(Collection entries)
○ ○ ○

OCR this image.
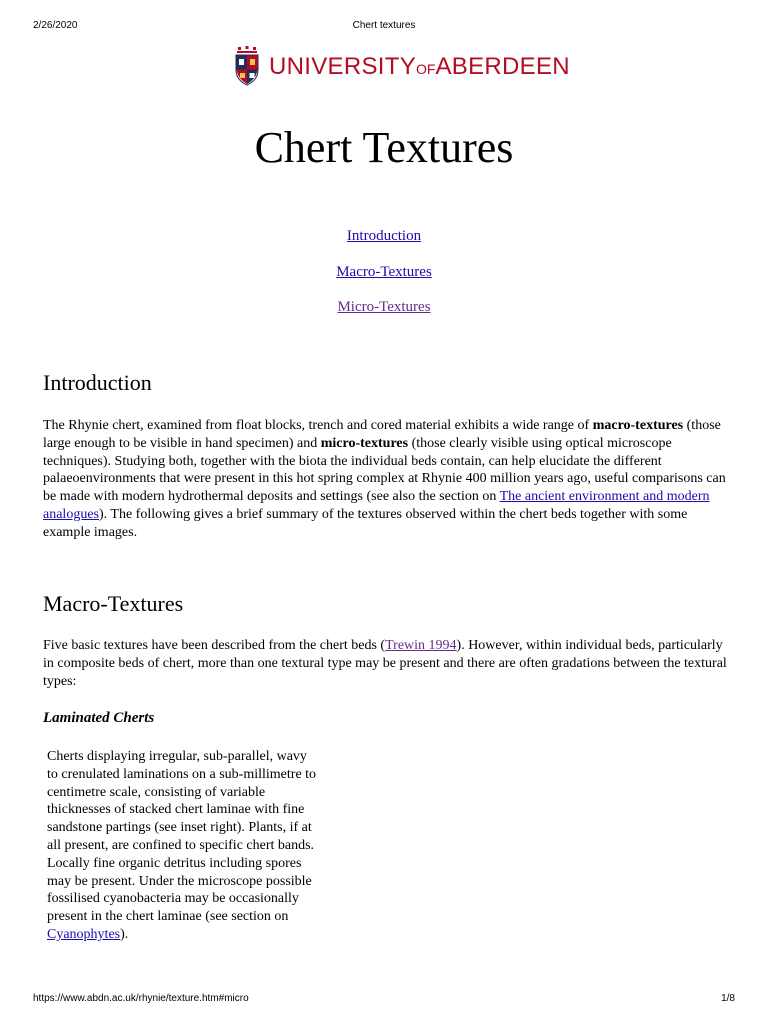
2/26/2020	Chert textures
UNIVERSITYOFABERDEEN
Chert Textures
Introduction
Macro-Textures
Micro-Textures
Introduction

The Rhynie chert, examined from float blocks, trench and cored material exhibits a wide range of macro-textures (those large enough to be visible in hand specimen) and micro-textures (those clearly visible using optical microscope techniques). Studying both, together with the biota the individual beds contain, can help elucidate the different palaeoenvironments that were present in this hot spring complex at Rhynie 400 million years ago, useful comparisons can be made with modern hydrothermal deposits and settings (see also the section on The ancient environment and modern analogues). The following gives a brief summary of the textures observed within the chert beds together with some example images.

Macro-Textures

Five basic textures have been described from the chert beds (Trewin 1994). However, within individual beds, particularly in composite beds of chert, more than one textural type may be present and there are often gradations between the textural types:

Laminated Cherts

Cherts displaying irregular, sub-parallel, wavy to crenulated laminations on a sub-millimetre to centimetre scale, consisting of variable thicknesses of stacked chert laminae with fine sandstone partings (see inset right). Plants, if at all present, are confined to specific chert bands. Locally fine organic detritus including spores may be present. Under the microscope possible fossilised cyanobacteria may be occasionally present in the chert laminae (see section on Cyanophytes).

https://www.abdn.ac.uk/rhynie/texture.htm#micro	1/8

○ ○ ○

*Work to be completed*:
Although the records contain pictures, only their text should be repeated, exactly as it appears.

*Output for this task*:
OCR this image.
2/26/2020	Chert textures
UNIVERSITYOFABERDEEN
Chert Textures
Introduction
Macro-Textures
Micro-Textures
Introduction

The Rhynie chert, examined from float blocks, trench and cored material exhibits a wide range of macro-textures (those large enough to be visible in hand specimen) and micro-textures (those clearly visible using optical microscope techniques). Studying both, together with the biota the individual beds contain, can help elucidate the different palaeoenvironments that were present in this hot spring complex at Rhynie 400 million years ago, useful comparisons can be made with modern hydrothermal deposits and settings (see also the section on The ancient environment and modern analogues). The following gives a brief summary of the textures observed within the chert beds together with some example images.

Macro-Textures

Five basic textures have been described from the chert beds (Trewin 1994). However, within individual beds, particularly in composite beds of chert, more than one textural type may be present and there are often gradations between the textural types:

Laminated Cherts

Cherts displaying irregular, sub-parallel, wavy to crenulated laminations on a sub-millimetre to centimetre scale, consisting of variable thicknesses of stacked chert laminae with fine sandstone partings (see inset right). Plants, if at all present, are confined to specific chert bands. Locally fine organic detritus including spores may be present. Under the microscope possible fossilised cyanobacteria may be occasionally present in the chert laminae (see section on Cyanophytes).

https://www.abdn.ac.uk/rhynie/texture.htm#micro	1/8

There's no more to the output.